§ Short problem:
Reproduce each line of the listing exactly.

§ Dataset entries:
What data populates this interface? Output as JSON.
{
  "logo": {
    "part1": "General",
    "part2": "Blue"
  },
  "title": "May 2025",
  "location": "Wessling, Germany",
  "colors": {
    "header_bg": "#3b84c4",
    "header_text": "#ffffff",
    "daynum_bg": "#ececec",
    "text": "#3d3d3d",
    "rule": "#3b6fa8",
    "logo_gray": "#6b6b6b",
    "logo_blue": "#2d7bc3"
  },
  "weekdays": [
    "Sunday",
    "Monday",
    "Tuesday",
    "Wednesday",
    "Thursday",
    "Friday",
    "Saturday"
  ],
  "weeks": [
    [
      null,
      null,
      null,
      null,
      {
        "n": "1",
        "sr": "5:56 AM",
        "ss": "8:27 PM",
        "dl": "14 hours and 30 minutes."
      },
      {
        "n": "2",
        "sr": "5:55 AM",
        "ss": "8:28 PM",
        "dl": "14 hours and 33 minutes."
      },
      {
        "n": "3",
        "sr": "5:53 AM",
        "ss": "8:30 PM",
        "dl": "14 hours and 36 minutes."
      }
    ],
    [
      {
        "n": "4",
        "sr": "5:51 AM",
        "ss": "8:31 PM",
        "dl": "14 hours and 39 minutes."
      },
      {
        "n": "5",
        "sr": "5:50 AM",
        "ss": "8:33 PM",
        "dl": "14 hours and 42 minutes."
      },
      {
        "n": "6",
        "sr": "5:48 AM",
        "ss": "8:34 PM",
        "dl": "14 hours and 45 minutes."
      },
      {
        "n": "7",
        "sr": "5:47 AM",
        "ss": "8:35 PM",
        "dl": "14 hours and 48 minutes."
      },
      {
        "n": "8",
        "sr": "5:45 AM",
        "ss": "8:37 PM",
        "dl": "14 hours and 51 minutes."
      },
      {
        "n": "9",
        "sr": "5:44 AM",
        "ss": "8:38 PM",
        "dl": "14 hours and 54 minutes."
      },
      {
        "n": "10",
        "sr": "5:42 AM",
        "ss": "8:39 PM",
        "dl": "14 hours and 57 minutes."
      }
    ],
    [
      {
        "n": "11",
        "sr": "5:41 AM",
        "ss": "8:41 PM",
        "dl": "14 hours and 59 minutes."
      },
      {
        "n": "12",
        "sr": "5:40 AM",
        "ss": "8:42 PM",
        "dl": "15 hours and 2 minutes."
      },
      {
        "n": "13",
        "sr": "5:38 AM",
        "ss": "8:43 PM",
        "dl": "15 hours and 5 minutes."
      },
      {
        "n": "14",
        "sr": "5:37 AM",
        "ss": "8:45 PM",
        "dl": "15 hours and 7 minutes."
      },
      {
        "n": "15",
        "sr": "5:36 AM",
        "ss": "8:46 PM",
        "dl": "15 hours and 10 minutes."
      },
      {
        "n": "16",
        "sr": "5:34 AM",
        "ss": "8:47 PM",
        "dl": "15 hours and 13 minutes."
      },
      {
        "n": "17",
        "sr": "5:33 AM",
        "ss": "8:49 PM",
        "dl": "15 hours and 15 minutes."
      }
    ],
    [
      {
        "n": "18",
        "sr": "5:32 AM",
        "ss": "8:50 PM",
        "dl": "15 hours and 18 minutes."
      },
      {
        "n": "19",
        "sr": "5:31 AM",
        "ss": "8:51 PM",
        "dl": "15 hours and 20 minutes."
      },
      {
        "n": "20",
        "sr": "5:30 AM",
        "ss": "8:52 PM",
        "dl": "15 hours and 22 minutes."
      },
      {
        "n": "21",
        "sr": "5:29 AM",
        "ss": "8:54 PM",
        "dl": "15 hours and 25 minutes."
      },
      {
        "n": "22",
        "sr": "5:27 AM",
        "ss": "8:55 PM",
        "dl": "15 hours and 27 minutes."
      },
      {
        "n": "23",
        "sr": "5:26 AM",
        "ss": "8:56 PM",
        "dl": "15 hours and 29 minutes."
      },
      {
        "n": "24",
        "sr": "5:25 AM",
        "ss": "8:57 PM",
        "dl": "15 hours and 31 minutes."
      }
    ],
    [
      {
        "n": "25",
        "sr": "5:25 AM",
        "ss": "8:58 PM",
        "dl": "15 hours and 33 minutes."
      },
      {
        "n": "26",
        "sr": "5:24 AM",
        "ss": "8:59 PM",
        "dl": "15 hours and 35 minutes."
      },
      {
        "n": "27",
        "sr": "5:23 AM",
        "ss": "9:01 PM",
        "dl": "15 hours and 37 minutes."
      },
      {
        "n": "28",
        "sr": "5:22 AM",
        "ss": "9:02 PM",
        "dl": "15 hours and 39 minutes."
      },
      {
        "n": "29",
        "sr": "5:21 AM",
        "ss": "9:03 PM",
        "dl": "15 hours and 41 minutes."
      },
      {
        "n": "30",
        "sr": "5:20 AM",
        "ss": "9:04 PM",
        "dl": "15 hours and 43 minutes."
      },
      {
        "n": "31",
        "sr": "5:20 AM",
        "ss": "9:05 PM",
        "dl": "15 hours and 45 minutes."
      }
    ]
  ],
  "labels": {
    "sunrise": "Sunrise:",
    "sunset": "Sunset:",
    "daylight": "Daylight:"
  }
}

§ Expected answer:
What data populates this interface? Output as JSON.
{
  "logo": {
    "part1": "General",
    "part2": "Blue"
  },
  "title": "May 2025",
  "location": "Wessling, Germany",
  "colors": {
    "header_bg": "#3b84c4",
    "header_text": "#ffffff",
    "daynum_bg": "#ececec",
    "text": "#3d3d3d",
    "rule": "#3b6fa8",
    "logo_gray": "#6b6b6b",
    "logo_blue": "#2d7bc3"
  },
  "weekdays": [
    "Sunday",
    "Monday",
    "Tuesday",
    "Wednesday",
    "Thursday",
    "Friday",
    "Saturday"
  ],
  "weeks": [
    [
      null,
      null,
      null,
      null,
      {
        "n": "1",
        "sr": "5:56 AM",
        "ss": "8:27 PM",
        "dl": "14 hours and 30 minutes."
      },
      {
        "n": "2",
        "sr": "5:55 AM",
        "ss": "8:28 PM",
        "dl": "14 hours and 33 minutes."
      },
      {
        "n": "3",
        "sr": "5:53 AM",
        "ss": "8:30 PM",
        "dl": "14 hours and 36 minutes."
      }
    ],
    [
      {
        "n": "4",
        "sr": "5:51 AM",
        "ss": "8:31 PM",
        "dl": "14 hours and 39 minutes."
      },
      {
        "n": "5",
        "sr": "5:50 AM",
        "ss": "8:33 PM",
        "dl": "14 hours and 42 minutes."
      },
      {
        "n": "6",
        "sr": "5:48 AM",
        "ss": "8:34 PM",
        "dl": "14 hours and 45 minutes."
      },
      {
        "n": "7",
        "sr": "5:47 AM",
        "ss": "8:35 PM",
        "dl": "14 hours and 48 minutes."
      },
      {
        "n": "8",
        "sr": "5:45 AM",
        "ss": "8:37 PM",
        "dl": "14 hours and 51 minutes."
      },
      {
        "n": "9",
        "sr": "5:44 AM",
        "ss": "8:38 PM",
        "dl": "14 hours and 54 minutes."
      },
      {
        "n": "10",
        "sr": "5:42 AM",
        "ss": "8:39 PM",
        "dl": "14 hours and 57 minutes."
      }
    ],
    [
      {
        "n": "11",
        "sr": "5:41 AM",
        "ss": "8:41 PM",
        "dl": "14 hours and 59 minutes."
      },
      {
        "n": "12",
        "sr": "5:40 AM",
        "ss": "8:42 PM",
        "dl": "15 hours and 2 minutes."
      },
      {
        "n": "13",
        "sr": "5:38 AM",
        "ss": "8:43 PM",
        "dl": "15 hours and 5 minutes."
      },
      {
        "n": "14",
        "sr": "5:37 AM",
        "ss": "8:45 PM",
        "dl": "15 hours and 7 minutes."
      },
      {
        "n": "15",
        "sr": "5:36 AM",
        "ss": "8:46 PM",
        "dl": "15 hours and 10 minutes."
      },
      {
        "n": "16",
        "sr": "5:34 AM",
        "ss": "8:47 PM",
        "dl": "15 hours and 13 minutes."
      },
      {
        "n": "17",
        "sr": "5:33 AM",
        "ss": "8:49 PM",
        "dl": "15 hours and 15 minutes."
      }
    ],
    [
      {
        "n": "18",
        "sr": "5:32 AM",
        "ss": "8:50 PM",
        "dl": "15 hours and 18 minutes."
      },
      {
        "n": "19",
        "sr": "5:31 AM",
        "ss": "8:51 PM",
        "dl": "15 hours and 20 minutes."
      },
      {
        "n": "20",
        "sr": "5:30 AM",
        "ss": "8:52 PM",
        "dl": "15 hours and 22 minutes."
      },
      {
        "n": "21",
        "sr": "5:29 AM",
        "ss": "8:54 PM",
        "dl": "15 hours and 25 minutes."
      },
      {
        "n": "22",
        "sr": "5:27 AM",
        "ss": "8:55 PM",
        "dl": "15 hours and 27 minutes."
      },
      {
        "n": "23",
        "sr": "5:26 AM",
        "ss": "8:56 PM",
        "dl": "15 hours and 29 minutes."
      },
      {
        "n": "24",
        "sr": "5:25 AM",
        "ss": "8:57 PM",
        "dl": "15 hours and 31 minutes."
      }
    ],
    [
      {
        "n": "25",
        "sr": "5:25 AM",
        "ss": "8:58 PM",
        "dl": "15 hours and 33 minutes."
      },
      {
        "n": "26",
        "sr": "5:24 AM",
        "ss": "8:59 PM",
        "dl": "15 hours and 35 minutes."
      },
      {
        "n": "27",
        "sr": "5:23 AM",
        "ss": "9:01 PM",
        "dl": "15 hours and 37 minutes."
      },
      {
        "n": "28",
        "sr": "5:22 AM",
        "ss": "9:02 PM",
        "dl": "15 hours and 39 minutes."
      },
      {
        "n": "29",
        "sr": "5:21 AM",
        "ss": "9:03 PM",
        "dl": "15 hours and 41 minutes."
      },
      {
        "n": "30",
        "sr": "5:20 AM",
        "ss": "9:04 PM",
        "dl": "15 hours and 43 minutes."
      },
      {
        "n": "31",
        "sr": "5:20 AM",
        "ss": "9:05 PM",
        "dl": "15 hours and 45 minutes."
      }
    ]
  ],
  "labels": {
    "sunrise": "Sunrise:",
    "sunset": "Sunset:",
    "daylight": "Daylight:"
  }
}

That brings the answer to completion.